>> Start Data to process

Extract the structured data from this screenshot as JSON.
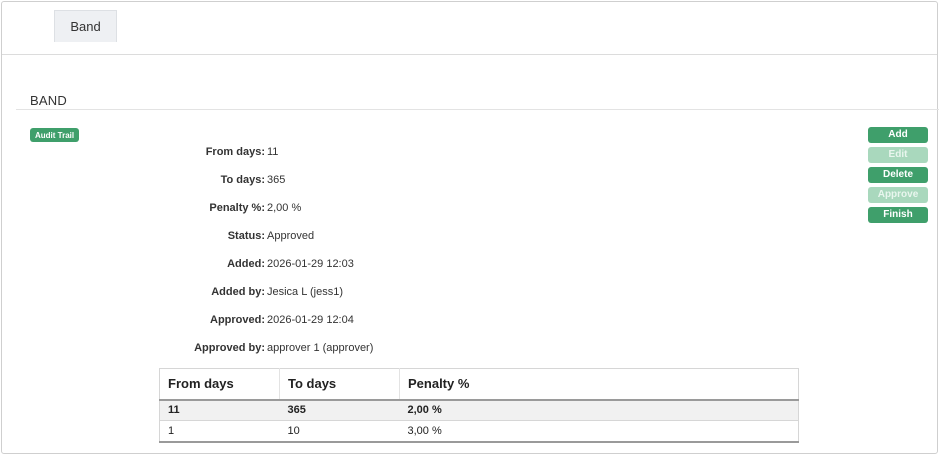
{
  "tabs": [
    {
      "label": "Band"
    }
  ],
  "page_title": "BAND",
  "audit_trail_label": "Audit Trail",
  "details": [
    {
      "label": "From days:",
      "value": "11"
    },
    {
      "label": "To days:",
      "value": "365"
    },
    {
      "label": "Penalty %:",
      "value": "2,00 %"
    },
    {
      "label": "Status:",
      "value": "Approved"
    },
    {
      "label": "Added:",
      "value": "2026-01-29 12:03"
    },
    {
      "label": "Added by:",
      "value": "Jesica L (jess1)"
    },
    {
      "label": "Approved:",
      "value": "2026-01-29 12:04"
    },
    {
      "label": "Approved by:",
      "value": "approver 1 (approver)"
    }
  ],
  "actions": [
    {
      "label": "Add",
      "enabled": true
    },
    {
      "label": "Edit",
      "enabled": false
    },
    {
      "label": "Delete",
      "enabled": true
    },
    {
      "label": "Approve",
      "enabled": false
    },
    {
      "label": "Finish",
      "enabled": true
    }
  ],
  "table": {
    "headers": [
      "From days",
      "To days",
      "Penalty %"
    ],
    "rows": [
      [
        "11",
        "365",
        "2,00 %"
      ],
      [
        "1",
        "10",
        "3,00 %"
      ]
    ]
  },
  "colors": {
    "accent": "#3f9f6b",
    "accent_disabled": "#a9d8bd"
  }
}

>> End Data to process

#### [Short task]
Without the pictures, copy the material exactly as given.

#### [Task output]
Extract the structured data from this screenshot as JSON.
{
  "tabs": [
    {
      "label": "Band"
    }
  ],
  "page_title": "BAND",
  "audit_trail_label": "Audit Trail",
  "details": [
    {
      "label": "From days:",
      "value": "11"
    },
    {
      "label": "To days:",
      "value": "365"
    },
    {
      "label": "Penalty %:",
      "value": "2,00 %"
    },
    {
      "label": "Status:",
      "value": "Approved"
    },
    {
      "label": "Added:",
      "value": "2026-01-29 12:03"
    },
    {
      "label": "Added by:",
      "value": "Jesica L (jess1)"
    },
    {
      "label": "Approved:",
      "value": "2026-01-29 12:04"
    },
    {
      "label": "Approved by:",
      "value": "approver 1 (approver)"
    }
  ],
  "actions": [
    {
      "label": "Add",
      "enabled": true
    },
    {
      "label": "Edit",
      "enabled": false
    },
    {
      "label": "Delete",
      "enabled": true
    },
    {
      "label": "Approve",
      "enabled": false
    },
    {
      "label": "Finish",
      "enabled": true
    }
  ],
  "table": {
    "headers": [
      "From days",
      "To days",
      "Penalty %"
    ],
    "rows": [
      [
        "11",
        "365",
        "2,00 %"
      ],
      [
        "1",
        "10",
        "3,00 %"
      ]
    ]
  },
  "colors": {
    "accent": "#3f9f6b",
    "accent_disabled": "#a9d8bd"
  }
}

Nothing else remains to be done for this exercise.